The records below should be written out again, exactly.

* Provided information *
★ ★ ★

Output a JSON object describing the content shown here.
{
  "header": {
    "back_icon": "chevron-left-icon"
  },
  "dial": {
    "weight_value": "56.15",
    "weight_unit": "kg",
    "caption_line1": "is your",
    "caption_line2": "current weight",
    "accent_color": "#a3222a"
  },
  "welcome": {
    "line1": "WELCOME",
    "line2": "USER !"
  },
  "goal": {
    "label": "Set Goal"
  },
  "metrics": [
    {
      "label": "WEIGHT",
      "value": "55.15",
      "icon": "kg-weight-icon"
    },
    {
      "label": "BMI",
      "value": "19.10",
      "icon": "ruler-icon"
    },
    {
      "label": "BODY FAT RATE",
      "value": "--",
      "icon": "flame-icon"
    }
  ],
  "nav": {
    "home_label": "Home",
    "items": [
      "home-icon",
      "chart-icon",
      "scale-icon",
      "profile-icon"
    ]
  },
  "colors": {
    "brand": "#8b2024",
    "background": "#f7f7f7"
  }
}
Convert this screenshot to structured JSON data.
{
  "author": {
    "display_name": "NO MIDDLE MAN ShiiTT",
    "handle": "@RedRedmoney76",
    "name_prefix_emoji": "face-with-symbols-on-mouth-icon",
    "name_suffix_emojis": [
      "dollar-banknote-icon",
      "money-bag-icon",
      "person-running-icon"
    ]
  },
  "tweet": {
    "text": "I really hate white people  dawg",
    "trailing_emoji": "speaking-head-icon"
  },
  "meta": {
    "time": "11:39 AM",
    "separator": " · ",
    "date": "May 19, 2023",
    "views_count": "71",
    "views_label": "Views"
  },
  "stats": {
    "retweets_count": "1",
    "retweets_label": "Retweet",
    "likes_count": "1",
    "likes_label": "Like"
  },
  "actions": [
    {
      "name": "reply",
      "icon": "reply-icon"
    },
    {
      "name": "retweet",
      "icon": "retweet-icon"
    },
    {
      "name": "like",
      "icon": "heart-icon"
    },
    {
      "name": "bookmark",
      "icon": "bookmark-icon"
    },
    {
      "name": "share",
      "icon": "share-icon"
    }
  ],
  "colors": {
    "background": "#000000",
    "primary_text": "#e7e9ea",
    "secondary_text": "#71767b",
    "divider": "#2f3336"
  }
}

★ ★ ★

* Response to the task *
Output a JSON object describing the content shown here.
{
  "header": {
    "back_icon": "chevron-left-icon"
  },
  "dial": {
    "weight_value": "56.15",
    "weight_unit": "kg",
    "caption_line1": "is your",
    "caption_line2": "current weight",
    "accent_color": "#a3222a"
  },
  "welcome": {
    "line1": "WELCOME",
    "line2": "USER !"
  },
  "goal": {
    "label": "Set Goal"
  },
  "metrics": [
    {
      "label": "WEIGHT",
      "value": "55.15",
      "icon": "kg-weight-icon"
    },
    {
      "label": "BMI",
      "value": "19.10",
      "icon": "ruler-icon"
    },
    {
      "label": "BODY FAT RATE",
      "value": "--",
      "icon": "flame-icon"
    }
  ],
  "nav": {
    "home_label": "Home",
    "items": [
      "home-icon",
      "chart-icon",
      "scale-icon",
      "profile-icon"
    ]
  },
  "colors": {
    "brand": "#8b2024",
    "background": "#f7f7f7"
  }
}
Convert this screenshot to structured JSON data.
{
  "author": {
    "display_name": "NO MIDDLE MAN ShiiTT",
    "handle": "@RedRedmoney76",
    "name_prefix_emoji": "face-with-symbols-on-mouth-icon",
    "name_suffix_emojis": [
      "dollar-banknote-icon",
      "money-bag-icon",
      "person-running-icon"
    ]
  },
  "tweet": {
    "text": "I really hate white people  dawg",
    "trailing_emoji": "speaking-head-icon"
  },
  "meta": {
    "time": "11:39 AM",
    "separator": " · ",
    "date": "May 19, 2023",
    "views_count": "71",
    "views_label": "Views"
  },
  "stats": {
    "retweets_count": "1",
    "retweets_label": "Retweet",
    "likes_count": "1",
    "likes_label": "Like"
  },
  "actions": [
    {
      "name": "reply",
      "icon": "reply-icon"
    },
    {
      "name": "retweet",
      "icon": "retweet-icon"
    },
    {
      "name": "like",
      "icon": "heart-icon"
    },
    {
      "name": "bookmark",
      "icon": "bookmark-icon"
    },
    {
      "name": "share",
      "icon": "share-icon"
    }
  ],
  "colors": {
    "background": "#000000",
    "primary_text": "#e7e9ea",
    "secondary_text": "#71767b",
    "divider": "#2f3336"
  }
}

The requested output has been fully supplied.